▶ _INPUT RECORDS_
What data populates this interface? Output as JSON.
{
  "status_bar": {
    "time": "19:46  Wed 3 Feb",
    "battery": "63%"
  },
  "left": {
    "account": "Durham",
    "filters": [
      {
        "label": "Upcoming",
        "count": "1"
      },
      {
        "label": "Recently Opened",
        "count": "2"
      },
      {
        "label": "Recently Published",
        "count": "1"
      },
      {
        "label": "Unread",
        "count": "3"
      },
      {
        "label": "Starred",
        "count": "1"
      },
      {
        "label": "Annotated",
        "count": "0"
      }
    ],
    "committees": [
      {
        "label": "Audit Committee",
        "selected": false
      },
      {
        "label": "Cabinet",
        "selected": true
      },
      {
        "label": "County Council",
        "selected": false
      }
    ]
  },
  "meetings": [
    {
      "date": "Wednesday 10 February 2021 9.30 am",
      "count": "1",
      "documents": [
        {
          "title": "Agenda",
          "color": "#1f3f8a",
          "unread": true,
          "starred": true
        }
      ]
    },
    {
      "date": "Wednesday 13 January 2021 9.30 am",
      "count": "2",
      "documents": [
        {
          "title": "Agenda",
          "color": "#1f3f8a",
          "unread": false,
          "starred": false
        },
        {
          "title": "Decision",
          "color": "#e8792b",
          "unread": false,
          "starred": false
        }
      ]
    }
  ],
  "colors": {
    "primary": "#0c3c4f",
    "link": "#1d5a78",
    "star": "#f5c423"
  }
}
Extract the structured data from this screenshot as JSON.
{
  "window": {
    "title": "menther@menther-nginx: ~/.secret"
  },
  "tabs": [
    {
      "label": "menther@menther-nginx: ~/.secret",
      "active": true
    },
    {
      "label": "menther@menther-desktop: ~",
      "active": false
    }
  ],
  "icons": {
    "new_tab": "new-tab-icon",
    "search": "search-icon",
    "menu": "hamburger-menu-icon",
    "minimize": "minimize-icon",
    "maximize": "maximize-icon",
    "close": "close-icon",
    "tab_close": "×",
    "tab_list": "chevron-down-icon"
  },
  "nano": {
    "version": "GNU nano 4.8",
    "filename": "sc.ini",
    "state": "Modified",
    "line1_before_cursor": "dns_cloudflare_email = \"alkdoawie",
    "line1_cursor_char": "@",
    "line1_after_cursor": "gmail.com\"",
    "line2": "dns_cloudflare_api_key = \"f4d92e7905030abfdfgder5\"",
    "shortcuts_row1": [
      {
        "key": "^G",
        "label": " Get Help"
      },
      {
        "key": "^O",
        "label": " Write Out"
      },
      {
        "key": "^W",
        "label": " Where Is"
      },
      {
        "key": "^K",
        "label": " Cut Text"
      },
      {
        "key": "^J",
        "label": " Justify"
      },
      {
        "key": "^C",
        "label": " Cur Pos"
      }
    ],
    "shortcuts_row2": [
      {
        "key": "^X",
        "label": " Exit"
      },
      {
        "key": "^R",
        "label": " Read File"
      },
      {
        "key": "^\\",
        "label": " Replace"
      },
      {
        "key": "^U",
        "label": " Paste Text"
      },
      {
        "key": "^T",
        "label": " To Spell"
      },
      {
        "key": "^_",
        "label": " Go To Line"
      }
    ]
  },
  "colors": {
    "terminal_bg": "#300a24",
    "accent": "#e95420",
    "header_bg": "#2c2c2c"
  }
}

▶ _YOUR TASK_
Repeat all the records. Match each line exactly.

▶ _ANSWER TO THIS EXERCISE_
What data populates this interface? Output as JSON.
{
  "status_bar": {
    "time": "19:46  Wed 3 Feb",
    "battery": "63%"
  },
  "left": {
    "account": "Durham",
    "filters": [
      {
        "label": "Upcoming",
        "count": "1"
      },
      {
        "label": "Recently Opened",
        "count": "2"
      },
      {
        "label": "Recently Published",
        "count": "1"
      },
      {
        "label": "Unread",
        "count": "3"
      },
      {
        "label": "Starred",
        "count": "1"
      },
      {
        "label": "Annotated",
        "count": "0"
      }
    ],
    "committees": [
      {
        "label": "Audit Committee",
        "selected": false
      },
      {
        "label": "Cabinet",
        "selected": true
      },
      {
        "label": "County Council",
        "selected": false
      }
    ]
  },
  "meetings": [
    {
      "date": "Wednesday 10 February 2021 9.30 am",
      "count": "1",
      "documents": [
        {
          "title": "Agenda",
          "color": "#1f3f8a",
          "unread": true,
          "starred": true
        }
      ]
    },
    {
      "date": "Wednesday 13 January 2021 9.30 am",
      "count": "2",
      "documents": [
        {
          "title": "Agenda",
          "color": "#1f3f8a",
          "unread": false,
          "starred": false
        },
        {
          "title": "Decision",
          "color": "#e8792b",
          "unread": false,
          "starred": false
        }
      ]
    }
  ],
  "colors": {
    "primary": "#0c3c4f",
    "link": "#1d5a78",
    "star": "#f5c423"
  }
}
Extract the structured data from this screenshot as JSON.
{
  "window": {
    "title": "menther@menther-nginx: ~/.secret"
  },
  "tabs": [
    {
      "label": "menther@menther-nginx: ~/.secret",
      "active": true
    },
    {
      "label": "menther@menther-desktop: ~",
      "active": false
    }
  ],
  "icons": {
    "new_tab": "new-tab-icon",
    "search": "search-icon",
    "menu": "hamburger-menu-icon",
    "minimize": "minimize-icon",
    "maximize": "maximize-icon",
    "close": "close-icon",
    "tab_close": "×",
    "tab_list": "chevron-down-icon"
  },
  "nano": {
    "version": "GNU nano 4.8",
    "filename": "sc.ini",
    "state": "Modified",
    "line1_before_cursor": "dns_cloudflare_email = \"alkdoawie",
    "line1_cursor_char": "@",
    "line1_after_cursor": "gmail.com\"",
    "line2": "dns_cloudflare_api_key = \"f4d92e7905030abfdfgder5\"",
    "shortcuts_row1": [
      {
        "key": "^G",
        "label": " Get Help"
      },
      {
        "key": "^O",
        "label": " Write Out"
      },
      {
        "key": "^W",
        "label": " Where Is"
      },
      {
        "key": "^K",
        "label": " Cut Text"
      },
      {
        "key": "^J",
        "label": " Justify"
      },
      {
        "key": "^C",
        "label": " Cur Pos"
      }
    ],
    "shortcuts_row2": [
      {
        "key": "^X",
        "label": " Exit"
      },
      {
        "key": "^R",
        "label": " Read File"
      },
      {
        "key": "^\\",
        "label": " Replace"
      },
      {
        "key": "^U",
        "label": " Paste Text"
      },
      {
        "key": "^T",
        "label": " To Spell"
      },
      {
        "key": "^_",
        "label": " Go To Line"
      }
    ]
  },
  "colors": {
    "terminal_bg": "#300a24",
    "accent": "#e95420",
    "header_bg": "#2c2c2c"
  }
}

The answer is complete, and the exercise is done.